■ **YOUR GOAL**: Pull out every line below that holds the word "waves".

___ RECORDS

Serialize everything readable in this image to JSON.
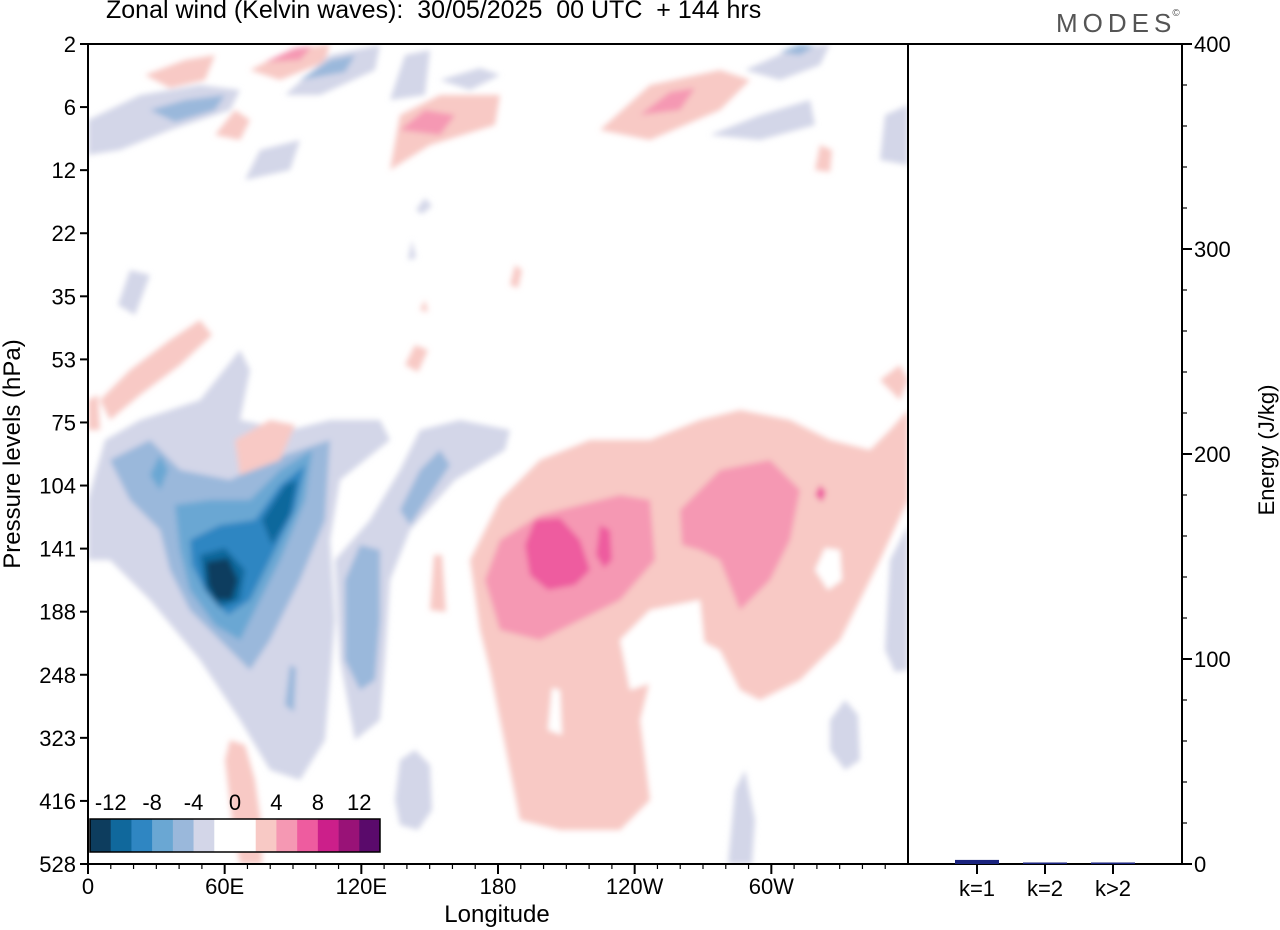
{
  "title": "Zonal wind (Kelvin waves):  30/05/2025  00 UTC  + 144 hrs",
  "brand": "MODES",
  "brand_mark": "©",
  "chart_data": [
    {
      "type": "heatmap",
      "title": "Zonal wind (Kelvin waves):  30/05/2025  00 UTC  + 144 hrs",
      "xlabel": "Longitude",
      "ylabel": "Pressure levels (hPa)",
      "x_ticks": [
        "0",
        "60E",
        "120E",
        "180",
        "120W",
        "60W"
      ],
      "y_ticks": [
        "2",
        "6",
        "12",
        "22",
        "35",
        "53",
        "75",
        "104",
        "141",
        "188",
        "248",
        "323",
        "416",
        "528"
      ],
      "colorbar": {
        "labels": [
          "-12",
          "-8",
          "-4",
          "0",
          "4",
          "8",
          "12"
        ],
        "colors": [
          "#0d3d5e",
          "#10689c",
          "#2f86c2",
          "#6aa7d3",
          "#9ab8db",
          "#d3d6e8",
          "#ffffff",
          "#ffffff",
          "#f8c9c5",
          "#f598b3",
          "#ee5c9f",
          "#cc1f8a",
          "#991277",
          "#5a0a6b"
        ]
      },
      "features": [
        {
          "value": -12,
          "x": 72,
          "y": 141
        },
        {
          "value": 8,
          "x": 190,
          "y": 130
        },
        {
          "value": 6,
          "x": 230,
          "y": 125
        },
        {
          "value": -4,
          "x": 140,
          "y": 160
        }
      ]
    },
    {
      "type": "bar",
      "categories": [
        "k=1",
        "k=2",
        "k>2"
      ],
      "values": [
        2,
        0.3,
        0.5
      ],
      "ylabel": "Energy (J/kg)",
      "ylim": [
        0,
        400
      ],
      "y_ticks": [
        0,
        100,
        200,
        300,
        400
      ],
      "bar_color": "#1a237e"
    }
  ]
}
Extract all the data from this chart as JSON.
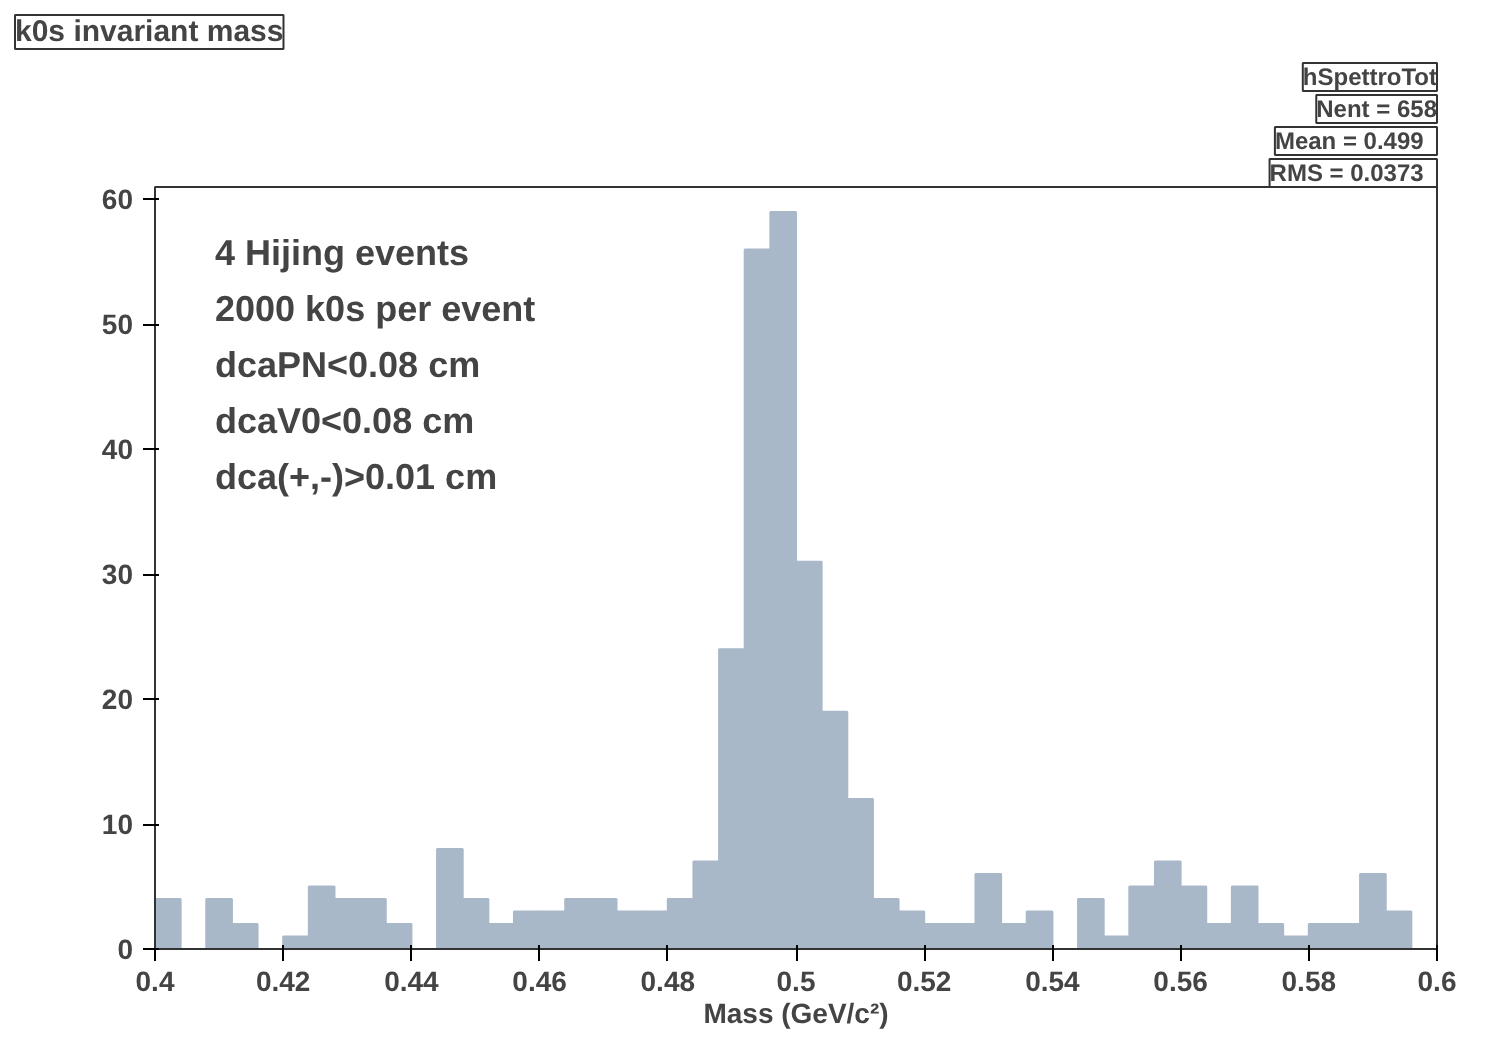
{
  "chart_data": {
    "type": "histogram",
    "title": "k0s invariant mass",
    "xlabel": "Mass (GeV/c²)",
    "bins": [
      0.4,
      0.404,
      0.408,
      0.412,
      0.416,
      0.42,
      0.424,
      0.428,
      0.432,
      0.436,
      0.44,
      0.444,
      0.448,
      0.452,
      0.456,
      0.46,
      0.464,
      0.468,
      0.472,
      0.476,
      0.48,
      0.484,
      0.488,
      0.492,
      0.496,
      0.5,
      0.504,
      0.508,
      0.512,
      0.516,
      0.52,
      0.524,
      0.528,
      0.532,
      0.536,
      0.54,
      0.544,
      0.548,
      0.552,
      0.556,
      0.56,
      0.564,
      0.568,
      0.572,
      0.576,
      0.58,
      0.584,
      0.588,
      0.592,
      0.596,
      0.6
    ],
    "values": [
      4,
      0,
      4,
      2,
      0,
      1,
      5,
      4,
      4,
      2,
      0,
      8,
      4,
      2,
      3,
      3,
      4,
      4,
      3,
      3,
      4,
      7,
      24,
      56,
      59,
      31,
      19,
      12,
      4,
      3,
      2,
      2,
      6,
      2,
      3,
      0,
      4,
      1,
      5,
      7,
      5,
      2,
      5,
      2,
      1,
      2,
      2,
      6,
      3,
      0
    ],
    "color": "#a9b8c9",
    "xlim": [
      0.4,
      0.6
    ],
    "ylim": [
      0,
      61
    ],
    "xticks": [
      0.4,
      0.42,
      0.44,
      0.46,
      0.48,
      0.5,
      0.52,
      0.54,
      0.56,
      0.58,
      0.6
    ],
    "yticks": [
      0,
      10,
      20,
      30,
      40,
      50,
      60
    ],
    "grid": false,
    "annotations": [
      "4 Hijing events",
      "2000 k0s per event",
      "dcaPN<0.08 cm",
      "dcaV0<0.08 cm",
      "dca(+,-)>0.01 cm",
      "hSpettroTot",
      "Nent = 658",
      "Mean  =  0.499",
      "RMS   = 0.0373"
    ]
  }
}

______

■ **RESULT**:
  "title": "Zonal wind (Kelvin waves):  30/05/2025  00 UTC  + 144 hrs",
      "title": "Zonal wind (Kelvin waves):  30/05/2025  00 UTC  + 144 hrs",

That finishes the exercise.